◆ **Exercise objective**
Read the lines that follow and pick out every one containing the word "rotenone".

*** Data excerpts

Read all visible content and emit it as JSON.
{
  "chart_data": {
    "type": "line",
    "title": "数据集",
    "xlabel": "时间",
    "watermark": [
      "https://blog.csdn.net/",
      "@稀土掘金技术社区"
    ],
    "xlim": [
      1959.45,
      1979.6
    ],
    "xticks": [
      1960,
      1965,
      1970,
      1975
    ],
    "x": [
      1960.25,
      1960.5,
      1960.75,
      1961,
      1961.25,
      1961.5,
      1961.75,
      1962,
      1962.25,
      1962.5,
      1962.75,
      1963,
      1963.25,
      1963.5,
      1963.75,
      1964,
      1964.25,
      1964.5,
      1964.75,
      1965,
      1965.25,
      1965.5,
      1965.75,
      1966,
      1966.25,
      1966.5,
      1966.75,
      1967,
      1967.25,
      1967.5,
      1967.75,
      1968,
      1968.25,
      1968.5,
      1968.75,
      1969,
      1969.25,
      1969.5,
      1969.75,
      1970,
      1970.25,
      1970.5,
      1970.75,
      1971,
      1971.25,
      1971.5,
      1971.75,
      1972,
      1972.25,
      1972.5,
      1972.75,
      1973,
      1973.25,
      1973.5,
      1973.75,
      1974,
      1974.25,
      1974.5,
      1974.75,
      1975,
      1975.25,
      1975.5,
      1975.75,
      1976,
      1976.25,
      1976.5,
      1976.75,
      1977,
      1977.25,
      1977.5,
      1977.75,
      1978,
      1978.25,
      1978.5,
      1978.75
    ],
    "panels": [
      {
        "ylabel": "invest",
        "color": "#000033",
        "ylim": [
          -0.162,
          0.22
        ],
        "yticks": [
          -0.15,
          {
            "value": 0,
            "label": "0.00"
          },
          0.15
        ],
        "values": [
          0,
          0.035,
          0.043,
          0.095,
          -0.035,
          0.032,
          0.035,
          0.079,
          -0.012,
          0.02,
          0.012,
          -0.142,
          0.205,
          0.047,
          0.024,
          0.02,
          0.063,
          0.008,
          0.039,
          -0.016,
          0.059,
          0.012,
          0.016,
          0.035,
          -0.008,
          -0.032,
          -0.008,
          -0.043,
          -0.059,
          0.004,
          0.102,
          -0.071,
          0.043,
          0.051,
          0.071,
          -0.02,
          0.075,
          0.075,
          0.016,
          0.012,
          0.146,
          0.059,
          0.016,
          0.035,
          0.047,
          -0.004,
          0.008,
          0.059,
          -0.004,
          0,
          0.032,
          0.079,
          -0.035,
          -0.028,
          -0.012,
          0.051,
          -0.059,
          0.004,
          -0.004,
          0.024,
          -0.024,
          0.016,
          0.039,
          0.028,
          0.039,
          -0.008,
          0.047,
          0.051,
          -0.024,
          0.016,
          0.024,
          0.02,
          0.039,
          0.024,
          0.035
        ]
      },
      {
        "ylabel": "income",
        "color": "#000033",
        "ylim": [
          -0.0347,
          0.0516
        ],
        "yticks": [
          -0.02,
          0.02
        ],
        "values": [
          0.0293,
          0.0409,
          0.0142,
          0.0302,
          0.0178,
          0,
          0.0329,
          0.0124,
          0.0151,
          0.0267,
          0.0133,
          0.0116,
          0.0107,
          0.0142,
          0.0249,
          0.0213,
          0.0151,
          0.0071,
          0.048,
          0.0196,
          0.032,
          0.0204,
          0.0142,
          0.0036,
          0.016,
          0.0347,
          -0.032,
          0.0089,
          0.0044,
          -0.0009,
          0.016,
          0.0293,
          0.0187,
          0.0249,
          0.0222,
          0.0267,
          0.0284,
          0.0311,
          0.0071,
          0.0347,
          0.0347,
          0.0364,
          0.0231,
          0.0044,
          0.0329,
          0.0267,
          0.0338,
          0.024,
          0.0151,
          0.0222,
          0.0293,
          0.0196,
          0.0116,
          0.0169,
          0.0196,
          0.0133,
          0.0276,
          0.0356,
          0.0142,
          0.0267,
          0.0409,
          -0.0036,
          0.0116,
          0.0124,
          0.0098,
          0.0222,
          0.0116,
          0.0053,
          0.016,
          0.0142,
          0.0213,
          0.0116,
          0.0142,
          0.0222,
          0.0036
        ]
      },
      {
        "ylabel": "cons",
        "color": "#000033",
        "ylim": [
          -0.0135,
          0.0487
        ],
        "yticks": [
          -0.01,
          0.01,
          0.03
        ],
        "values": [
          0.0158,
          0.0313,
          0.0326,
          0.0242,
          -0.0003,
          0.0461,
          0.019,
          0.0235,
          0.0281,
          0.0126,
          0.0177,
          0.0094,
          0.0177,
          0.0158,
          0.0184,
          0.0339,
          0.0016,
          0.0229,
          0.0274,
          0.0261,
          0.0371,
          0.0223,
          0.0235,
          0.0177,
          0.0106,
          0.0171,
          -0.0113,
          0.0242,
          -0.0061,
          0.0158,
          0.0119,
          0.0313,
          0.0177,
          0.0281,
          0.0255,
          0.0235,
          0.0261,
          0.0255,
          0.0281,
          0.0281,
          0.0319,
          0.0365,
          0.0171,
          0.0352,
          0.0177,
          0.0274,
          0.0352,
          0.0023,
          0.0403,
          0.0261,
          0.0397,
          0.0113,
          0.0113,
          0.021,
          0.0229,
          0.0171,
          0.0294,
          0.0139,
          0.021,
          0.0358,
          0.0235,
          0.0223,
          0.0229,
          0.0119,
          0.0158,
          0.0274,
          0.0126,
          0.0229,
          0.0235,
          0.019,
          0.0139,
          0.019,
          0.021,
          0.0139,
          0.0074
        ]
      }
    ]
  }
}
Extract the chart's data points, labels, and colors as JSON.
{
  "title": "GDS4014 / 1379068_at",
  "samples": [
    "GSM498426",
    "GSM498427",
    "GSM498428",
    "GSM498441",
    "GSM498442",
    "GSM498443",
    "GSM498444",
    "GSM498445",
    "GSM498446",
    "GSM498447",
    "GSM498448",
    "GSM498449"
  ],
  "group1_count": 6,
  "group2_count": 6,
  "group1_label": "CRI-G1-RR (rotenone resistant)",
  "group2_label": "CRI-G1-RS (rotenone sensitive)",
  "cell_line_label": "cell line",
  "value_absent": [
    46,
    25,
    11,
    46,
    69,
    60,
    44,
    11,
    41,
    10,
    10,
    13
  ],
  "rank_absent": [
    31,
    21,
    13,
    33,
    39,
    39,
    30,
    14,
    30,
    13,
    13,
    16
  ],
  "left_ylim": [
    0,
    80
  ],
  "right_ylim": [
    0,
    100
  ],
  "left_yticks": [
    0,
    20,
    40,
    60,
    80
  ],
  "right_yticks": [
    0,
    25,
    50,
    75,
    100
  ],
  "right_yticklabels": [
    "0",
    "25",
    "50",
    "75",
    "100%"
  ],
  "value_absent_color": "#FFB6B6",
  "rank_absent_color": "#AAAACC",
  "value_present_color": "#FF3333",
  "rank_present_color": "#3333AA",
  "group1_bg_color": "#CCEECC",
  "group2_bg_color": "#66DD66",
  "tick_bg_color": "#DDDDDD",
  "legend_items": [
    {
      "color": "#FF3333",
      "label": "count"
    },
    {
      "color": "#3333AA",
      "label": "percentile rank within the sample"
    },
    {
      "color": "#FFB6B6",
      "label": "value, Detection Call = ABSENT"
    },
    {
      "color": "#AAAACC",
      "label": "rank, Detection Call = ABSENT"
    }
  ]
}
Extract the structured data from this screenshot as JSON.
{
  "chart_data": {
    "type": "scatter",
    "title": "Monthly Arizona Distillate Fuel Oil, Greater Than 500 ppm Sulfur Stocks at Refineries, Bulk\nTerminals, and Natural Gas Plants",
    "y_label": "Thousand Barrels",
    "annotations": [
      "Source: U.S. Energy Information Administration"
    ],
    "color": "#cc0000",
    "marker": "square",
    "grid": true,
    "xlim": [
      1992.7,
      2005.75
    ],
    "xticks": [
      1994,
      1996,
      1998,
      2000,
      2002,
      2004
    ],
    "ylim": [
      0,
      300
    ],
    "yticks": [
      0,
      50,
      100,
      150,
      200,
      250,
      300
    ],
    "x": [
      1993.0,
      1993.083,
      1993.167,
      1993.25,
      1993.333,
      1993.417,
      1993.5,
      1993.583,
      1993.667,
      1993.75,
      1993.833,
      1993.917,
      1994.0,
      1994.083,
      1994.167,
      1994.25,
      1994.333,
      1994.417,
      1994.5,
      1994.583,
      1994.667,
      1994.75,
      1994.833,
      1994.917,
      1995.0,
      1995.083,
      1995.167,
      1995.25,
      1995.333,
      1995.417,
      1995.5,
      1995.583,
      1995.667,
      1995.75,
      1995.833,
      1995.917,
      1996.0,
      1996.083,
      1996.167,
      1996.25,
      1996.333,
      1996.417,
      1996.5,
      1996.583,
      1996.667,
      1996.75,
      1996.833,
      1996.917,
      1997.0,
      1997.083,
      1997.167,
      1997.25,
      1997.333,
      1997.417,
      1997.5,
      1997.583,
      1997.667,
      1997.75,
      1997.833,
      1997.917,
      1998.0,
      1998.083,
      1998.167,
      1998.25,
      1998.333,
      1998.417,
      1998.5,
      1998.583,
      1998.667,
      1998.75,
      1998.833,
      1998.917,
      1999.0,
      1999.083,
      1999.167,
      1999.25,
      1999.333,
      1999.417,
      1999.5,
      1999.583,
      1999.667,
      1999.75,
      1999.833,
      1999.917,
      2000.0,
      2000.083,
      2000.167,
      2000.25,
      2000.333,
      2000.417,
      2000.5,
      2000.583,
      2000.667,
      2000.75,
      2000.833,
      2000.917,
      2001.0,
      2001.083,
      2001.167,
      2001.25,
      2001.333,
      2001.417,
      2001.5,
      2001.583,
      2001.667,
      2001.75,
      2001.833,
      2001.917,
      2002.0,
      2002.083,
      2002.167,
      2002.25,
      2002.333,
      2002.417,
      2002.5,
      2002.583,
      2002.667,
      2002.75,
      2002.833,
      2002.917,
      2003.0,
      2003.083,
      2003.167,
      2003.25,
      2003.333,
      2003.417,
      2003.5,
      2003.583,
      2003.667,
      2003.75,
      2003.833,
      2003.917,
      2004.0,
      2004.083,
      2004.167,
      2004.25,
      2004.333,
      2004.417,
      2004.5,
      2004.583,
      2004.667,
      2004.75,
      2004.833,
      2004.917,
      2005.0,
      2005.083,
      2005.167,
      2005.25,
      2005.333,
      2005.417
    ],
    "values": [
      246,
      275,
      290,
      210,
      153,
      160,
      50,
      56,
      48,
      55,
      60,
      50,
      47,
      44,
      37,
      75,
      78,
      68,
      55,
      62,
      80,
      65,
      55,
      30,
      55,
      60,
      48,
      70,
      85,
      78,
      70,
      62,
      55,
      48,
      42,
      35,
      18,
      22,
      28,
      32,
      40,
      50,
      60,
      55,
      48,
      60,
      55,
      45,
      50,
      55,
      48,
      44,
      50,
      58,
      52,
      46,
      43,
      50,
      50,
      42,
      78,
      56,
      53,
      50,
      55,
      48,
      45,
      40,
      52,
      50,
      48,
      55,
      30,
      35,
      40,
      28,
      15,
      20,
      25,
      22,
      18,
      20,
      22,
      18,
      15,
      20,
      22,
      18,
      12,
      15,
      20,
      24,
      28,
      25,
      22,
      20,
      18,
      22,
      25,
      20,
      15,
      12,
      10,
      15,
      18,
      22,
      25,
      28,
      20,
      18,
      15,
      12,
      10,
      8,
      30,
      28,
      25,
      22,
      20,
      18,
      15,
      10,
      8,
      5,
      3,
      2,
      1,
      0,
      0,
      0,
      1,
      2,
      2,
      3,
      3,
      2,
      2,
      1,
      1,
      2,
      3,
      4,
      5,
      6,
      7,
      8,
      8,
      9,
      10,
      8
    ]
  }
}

******

◆ **Exercise answer**
  "group1_label": "CRI-G1-RR (rotenone resistant)",
  "group2_label": "CRI-G1-RS (rotenone sensitive)",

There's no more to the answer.